### Given instruction
Reproduce the data in its entirety, exactly as supplied.

Begin Exercise material

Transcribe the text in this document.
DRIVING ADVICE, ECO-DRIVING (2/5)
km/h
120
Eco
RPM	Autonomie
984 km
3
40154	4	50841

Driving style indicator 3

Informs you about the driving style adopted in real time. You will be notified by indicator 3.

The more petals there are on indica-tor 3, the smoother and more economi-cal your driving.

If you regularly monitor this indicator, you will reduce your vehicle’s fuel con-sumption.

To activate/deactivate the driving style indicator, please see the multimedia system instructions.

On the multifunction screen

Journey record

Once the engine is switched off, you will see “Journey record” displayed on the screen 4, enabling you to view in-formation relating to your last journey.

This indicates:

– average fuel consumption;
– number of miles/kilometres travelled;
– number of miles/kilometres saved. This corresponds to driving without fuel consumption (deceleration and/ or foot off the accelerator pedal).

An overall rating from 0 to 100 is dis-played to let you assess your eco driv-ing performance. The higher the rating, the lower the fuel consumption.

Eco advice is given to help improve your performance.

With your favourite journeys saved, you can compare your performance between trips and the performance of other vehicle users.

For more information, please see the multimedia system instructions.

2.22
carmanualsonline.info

End Exercise material

### Reply to the exercise
Transcribe the text in this document.
DRIVING ADVICE, ECO-DRIVING (2/5)
km/h
120
Eco
RPM	Autonomie
984 km
3
40154	4	50841

Driving style indicator 3

Informs you about the driving style adopted in real time. You will be notified by indicator 3.

The more petals there are on indica-tor 3, the smoother and more economi-cal your driving.

If you regularly monitor this indicator, you will reduce your vehicle’s fuel con-sumption.

To activate/deactivate the driving style indicator, please see the multimedia system instructions.

On the multifunction screen

Journey record

Once the engine is switched off, you will see “Journey record” displayed on the screen 4, enabling you to view in-formation relating to your last journey.

This indicates:

– average fuel consumption;
– number of miles/kilometres travelled;
– number of miles/kilometres saved. This corresponds to driving without fuel consumption (deceleration and/ or foot off the accelerator pedal).

An overall rating from 0 to 100 is dis-played to let you assess your eco driv-ing performance. The higher the rating, the lower the fuel consumption.

Eco advice is given to help improve your performance.

With your favourite journeys saved, you can compare your performance between trips and the performance of other vehicle users.

For more information, please see the multimedia system instructions.

2.22
carmanualsonline.info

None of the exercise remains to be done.